Record set:
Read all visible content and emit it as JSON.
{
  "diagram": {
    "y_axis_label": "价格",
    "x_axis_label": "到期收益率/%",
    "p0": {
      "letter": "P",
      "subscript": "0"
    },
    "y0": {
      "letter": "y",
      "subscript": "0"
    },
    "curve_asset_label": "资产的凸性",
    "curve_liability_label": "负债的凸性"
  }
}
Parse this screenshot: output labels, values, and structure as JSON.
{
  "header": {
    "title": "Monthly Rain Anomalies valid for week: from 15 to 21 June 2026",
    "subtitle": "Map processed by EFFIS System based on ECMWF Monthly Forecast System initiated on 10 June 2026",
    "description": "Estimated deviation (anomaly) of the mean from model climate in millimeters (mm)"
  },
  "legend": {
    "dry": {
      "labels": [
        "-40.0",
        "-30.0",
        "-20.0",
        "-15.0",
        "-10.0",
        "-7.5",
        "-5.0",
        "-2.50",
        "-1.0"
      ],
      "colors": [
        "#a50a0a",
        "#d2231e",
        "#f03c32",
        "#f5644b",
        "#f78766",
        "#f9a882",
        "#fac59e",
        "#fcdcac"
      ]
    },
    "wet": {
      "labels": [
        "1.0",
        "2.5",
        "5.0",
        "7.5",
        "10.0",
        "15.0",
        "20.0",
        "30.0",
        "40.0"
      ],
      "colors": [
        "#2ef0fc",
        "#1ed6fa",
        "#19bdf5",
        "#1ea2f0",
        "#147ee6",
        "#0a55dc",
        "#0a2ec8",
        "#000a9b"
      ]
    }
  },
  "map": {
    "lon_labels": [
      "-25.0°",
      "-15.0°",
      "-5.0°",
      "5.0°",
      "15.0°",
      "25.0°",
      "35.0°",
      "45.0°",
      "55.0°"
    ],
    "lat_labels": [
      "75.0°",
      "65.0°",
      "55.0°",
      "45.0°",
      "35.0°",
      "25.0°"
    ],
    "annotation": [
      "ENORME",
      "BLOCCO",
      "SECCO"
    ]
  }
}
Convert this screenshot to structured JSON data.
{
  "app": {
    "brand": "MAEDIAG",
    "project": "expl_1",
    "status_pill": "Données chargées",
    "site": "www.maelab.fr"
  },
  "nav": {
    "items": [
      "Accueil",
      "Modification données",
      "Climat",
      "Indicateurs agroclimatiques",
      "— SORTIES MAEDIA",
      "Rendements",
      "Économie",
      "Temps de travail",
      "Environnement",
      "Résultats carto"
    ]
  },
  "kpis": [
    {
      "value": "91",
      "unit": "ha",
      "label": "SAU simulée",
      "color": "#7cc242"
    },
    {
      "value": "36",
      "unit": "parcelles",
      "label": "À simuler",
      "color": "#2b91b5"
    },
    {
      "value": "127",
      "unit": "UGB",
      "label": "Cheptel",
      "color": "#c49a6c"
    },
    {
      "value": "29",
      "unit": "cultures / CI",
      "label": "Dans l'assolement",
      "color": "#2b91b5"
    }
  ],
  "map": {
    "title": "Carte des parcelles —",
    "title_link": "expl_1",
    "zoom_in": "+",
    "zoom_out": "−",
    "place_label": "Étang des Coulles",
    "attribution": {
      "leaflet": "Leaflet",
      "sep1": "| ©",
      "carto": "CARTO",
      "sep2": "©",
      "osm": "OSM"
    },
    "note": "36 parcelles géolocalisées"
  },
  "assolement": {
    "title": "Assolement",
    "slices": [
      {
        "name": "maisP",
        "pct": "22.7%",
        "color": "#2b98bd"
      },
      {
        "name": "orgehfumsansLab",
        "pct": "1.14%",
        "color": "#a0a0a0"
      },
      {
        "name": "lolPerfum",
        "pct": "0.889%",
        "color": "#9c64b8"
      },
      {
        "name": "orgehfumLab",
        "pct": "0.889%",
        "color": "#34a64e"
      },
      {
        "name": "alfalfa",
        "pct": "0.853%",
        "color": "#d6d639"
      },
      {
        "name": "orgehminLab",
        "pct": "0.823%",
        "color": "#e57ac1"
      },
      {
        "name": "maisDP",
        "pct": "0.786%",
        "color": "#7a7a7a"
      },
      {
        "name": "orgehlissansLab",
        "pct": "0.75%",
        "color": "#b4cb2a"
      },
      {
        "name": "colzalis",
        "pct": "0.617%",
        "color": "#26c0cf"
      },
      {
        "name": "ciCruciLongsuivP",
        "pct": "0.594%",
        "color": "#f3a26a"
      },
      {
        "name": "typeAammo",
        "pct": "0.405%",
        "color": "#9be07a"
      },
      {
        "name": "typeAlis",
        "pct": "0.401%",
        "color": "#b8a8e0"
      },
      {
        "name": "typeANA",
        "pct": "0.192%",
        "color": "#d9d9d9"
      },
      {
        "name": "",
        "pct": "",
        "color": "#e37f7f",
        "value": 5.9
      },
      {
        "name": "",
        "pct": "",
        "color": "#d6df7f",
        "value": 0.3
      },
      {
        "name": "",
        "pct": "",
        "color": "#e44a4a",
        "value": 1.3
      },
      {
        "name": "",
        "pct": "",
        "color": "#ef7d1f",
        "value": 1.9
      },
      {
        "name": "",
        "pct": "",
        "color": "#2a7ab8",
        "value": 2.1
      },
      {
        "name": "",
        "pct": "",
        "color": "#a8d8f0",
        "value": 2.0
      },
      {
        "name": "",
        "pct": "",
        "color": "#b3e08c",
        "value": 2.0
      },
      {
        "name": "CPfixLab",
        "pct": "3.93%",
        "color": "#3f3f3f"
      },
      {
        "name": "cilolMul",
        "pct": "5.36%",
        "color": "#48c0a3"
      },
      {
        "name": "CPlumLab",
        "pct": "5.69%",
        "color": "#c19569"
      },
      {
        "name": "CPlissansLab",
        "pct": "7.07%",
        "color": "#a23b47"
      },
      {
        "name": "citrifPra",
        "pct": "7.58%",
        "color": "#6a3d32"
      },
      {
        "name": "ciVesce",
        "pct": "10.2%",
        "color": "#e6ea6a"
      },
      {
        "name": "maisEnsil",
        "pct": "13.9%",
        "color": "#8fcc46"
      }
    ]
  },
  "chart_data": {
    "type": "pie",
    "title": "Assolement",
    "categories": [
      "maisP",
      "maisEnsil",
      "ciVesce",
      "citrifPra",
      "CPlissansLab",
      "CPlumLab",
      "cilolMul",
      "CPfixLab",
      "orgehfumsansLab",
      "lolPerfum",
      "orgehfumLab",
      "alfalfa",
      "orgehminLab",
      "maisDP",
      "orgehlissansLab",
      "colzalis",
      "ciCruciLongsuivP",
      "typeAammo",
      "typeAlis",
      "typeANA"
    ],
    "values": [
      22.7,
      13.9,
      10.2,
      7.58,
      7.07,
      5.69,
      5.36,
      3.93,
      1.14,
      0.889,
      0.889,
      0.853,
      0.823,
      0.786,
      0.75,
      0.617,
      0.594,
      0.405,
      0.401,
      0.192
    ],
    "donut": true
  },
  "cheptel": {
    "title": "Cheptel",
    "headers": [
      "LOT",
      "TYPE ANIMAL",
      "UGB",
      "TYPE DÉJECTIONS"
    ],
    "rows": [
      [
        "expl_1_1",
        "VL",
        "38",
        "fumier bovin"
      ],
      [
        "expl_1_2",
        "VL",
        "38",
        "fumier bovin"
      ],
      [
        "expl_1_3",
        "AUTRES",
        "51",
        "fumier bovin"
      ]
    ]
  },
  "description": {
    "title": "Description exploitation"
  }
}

Stated goal:
Your task is to reproduce the whole listing exactly.

Solution to this exercise:
Read all visible content and emit it as JSON.
{
  "diagram": {
    "y_axis_label": "价格",
    "x_axis_label": "到期收益率/%",
    "p0": {
      "letter": "P",
      "subscript": "0"
    },
    "y0": {
      "letter": "y",
      "subscript": "0"
    },
    "curve_asset_label": "资产的凸性",
    "curve_liability_label": "负债的凸性"
  }
}
Parse this screenshot: output labels, values, and structure as JSON.
{
  "header": {
    "title": "Monthly Rain Anomalies valid for week: from 15 to 21 June 2026",
    "subtitle": "Map processed by EFFIS System based on ECMWF Monthly Forecast System initiated on 10 June 2026",
    "description": "Estimated deviation (anomaly) of the mean from model climate in millimeters (mm)"
  },
  "legend": {
    "dry": {
      "labels": [
        "-40.0",
        "-30.0",
        "-20.0",
        "-15.0",
        "-10.0",
        "-7.5",
        "-5.0",
        "-2.50",
        "-1.0"
      ],
      "colors": [
        "#a50a0a",
        "#d2231e",
        "#f03c32",
        "#f5644b",
        "#f78766",
        "#f9a882",
        "#fac59e",
        "#fcdcac"
      ]
    },
    "wet": {
      "labels": [
        "1.0",
        "2.5",
        "5.0",
        "7.5",
        "10.0",
        "15.0",
        "20.0",
        "30.0",
        "40.0"
      ],
      "colors": [
        "#2ef0fc",
        "#1ed6fa",
        "#19bdf5",
        "#1ea2f0",
        "#147ee6",
        "#0a55dc",
        "#0a2ec8",
        "#000a9b"
      ]
    }
  },
  "map": {
    "lon_labels": [
      "-25.0°",
      "-15.0°",
      "-5.0°",
      "5.0°",
      "15.0°",
      "25.0°",
      "35.0°",
      "45.0°",
      "55.0°"
    ],
    "lat_labels": [
      "75.0°",
      "65.0°",
      "55.0°",
      "45.0°",
      "35.0°",
      "25.0°"
    ],
    "annotation": [
      "ENORME",
      "BLOCCO",
      "SECCO"
    ]
  }
}
Convert this screenshot to structured JSON data.
{
  "app": {
    "brand": "MAEDIAG",
    "project": "expl_1",
    "status_pill": "Données chargées",
    "site": "www.maelab.fr"
  },
  "nav": {
    "items": [
      "Accueil",
      "Modification données",
      "Climat",
      "Indicateurs agroclimatiques",
      "— SORTIES MAEDIA",
      "Rendements",
      "Économie",
      "Temps de travail",
      "Environnement",
      "Résultats carto"
    ]
  },
  "kpis": [
    {
      "value": "91",
      "unit": "ha",
      "label": "SAU simulée",
      "color": "#7cc242"
    },
    {
      "value": "36",
      "unit": "parcelles",
      "label": "À simuler",
      "color": "#2b91b5"
    },
    {
      "value": "127",
      "unit": "UGB",
      "label": "Cheptel",
      "color": "#c49a6c"
    },
    {
      "value": "29",
      "unit": "cultures / CI",
      "label": "Dans l'assolement",
      "color": "#2b91b5"
    }
  ],
  "map": {
    "title": "Carte des parcelles —",
    "title_link": "expl_1",
    "zoom_in": "+",
    "zoom_out": "−",
    "place_label": "Étang des Coulles",
    "attribution": {
      "leaflet": "Leaflet",
      "sep1": "| ©",
      "carto": "CARTO",
      "sep2": "©",
      "osm": "OSM"
    },
    "note": "36 parcelles géolocalisées"
  },
  "assolement": {
    "title": "Assolement",
    "slices": [
      {
        "name": "maisP",
        "pct": "22.7%",
        "color": "#2b98bd"
      },
      {
        "name": "orgehfumsansLab",
        "pct": "1.14%",
        "color": "#a0a0a0"
      },
      {
        "name": "lolPerfum",
        "pct": "0.889%",
        "color": "#9c64b8"
      },
      {
        "name": "orgehfumLab",
        "pct": "0.889%",
        "color": "#34a64e"
      },
      {
        "name": "alfalfa",
        "pct": "0.853%",
        "color": "#d6d639"
      },
      {
        "name": "orgehminLab",
        "pct": "0.823%",
        "color": "#e57ac1"
      },
      {
        "name": "maisDP",
        "pct": "0.786%",
        "color": "#7a7a7a"
      },
      {
        "name": "orgehlissansLab",
        "pct": "0.75%",
        "color": "#b4cb2a"
      },
      {
        "name": "colzalis",
        "pct": "0.617%",
        "color": "#26c0cf"
      },
      {
        "name": "ciCruciLongsuivP",
        "pct": "0.594%",
        "color": "#f3a26a"
      },
      {
        "name": "typeAammo",
        "pct": "0.405%",
        "color": "#9be07a"
      },
      {
        "name": "typeAlis",
        "pct": "0.401%",
        "color": "#b8a8e0"
      },
      {
        "name": "typeANA",
        "pct": "0.192%",
        "color": "#d9d9d9"
      },
      {
        "name": "",
        "pct": "",
        "color": "#e37f7f",
        "value": 5.9
      },
      {
        "name": "",
        "pct": "",
        "color": "#d6df7f",
        "value": 0.3
      },
      {
        "name": "",
        "pct": "",
        "color": "#e44a4a",
        "value": 1.3
      },
      {
        "name": "",
        "pct": "",
        "color": "#ef7d1f",
        "value": 1.9
      },
      {
        "name": "",
        "pct": "",
        "color": "#2a7ab8",
        "value": 2.1
      },
      {
        "name": "",
        "pct": "",
        "color": "#a8d8f0",
        "value": 2.0
      },
      {
        "name": "",
        "pct": "",
        "color": "#b3e08c",
        "value": 2.0
      },
      {
        "name": "CPfixLab",
        "pct": "3.93%",
        "color": "#3f3f3f"
      },
      {
        "name": "cilolMul",
        "pct": "5.36%",
        "color": "#48c0a3"
      },
      {
        "name": "CPlumLab",
        "pct": "5.69%",
        "color": "#c19569"
      },
      {
        "name": "CPlissansLab",
        "pct": "7.07%",
        "color": "#a23b47"
      },
      {
        "name": "citrifPra",
        "pct": "7.58%",
        "color": "#6a3d32"
      },
      {
        "name": "ciVesce",
        "pct": "10.2%",
        "color": "#e6ea6a"
      },
      {
        "name": "maisEnsil",
        "pct": "13.9%",
        "color": "#8fcc46"
      }
    ]
  },
  "chart_data": {
    "type": "pie",
    "title": "Assolement",
    "categories": [
      "maisP",
      "maisEnsil",
      "ciVesce",
      "citrifPra",
      "CPlissansLab",
      "CPlumLab",
      "cilolMul",
      "CPfixLab",
      "orgehfumsansLab",
      "lolPerfum",
      "orgehfumLab",
      "alfalfa",
      "orgehminLab",
      "maisDP",
      "orgehlissansLab",
      "colzalis",
      "ciCruciLongsuivP",
      "typeAammo",
      "typeAlis",
      "typeANA"
    ],
    "values": [
      22.7,
      13.9,
      10.2,
      7.58,
      7.07,
      5.69,
      5.36,
      3.93,
      1.14,
      0.889,
      0.889,
      0.853,
      0.823,
      0.786,
      0.75,
      0.617,
      0.594,
      0.405,
      0.401,
      0.192
    ],
    "donut": true
  },
  "cheptel": {
    "title": "Cheptel",
    "headers": [
      "LOT",
      "TYPE ANIMAL",
      "UGB",
      "TYPE DÉJECTIONS"
    ],
    "rows": [
      [
        "expl_1_1",
        "VL",
        "38",
        "fumier bovin"
      ],
      [
        "expl_1_2",
        "VL",
        "38",
        "fumier bovin"
      ],
      [
        "expl_1_3",
        "AUTRES",
        "51",
        "fumier bovin"
      ]
    ]
  },
  "description": {
    "title": "Description exploitation"
  }
}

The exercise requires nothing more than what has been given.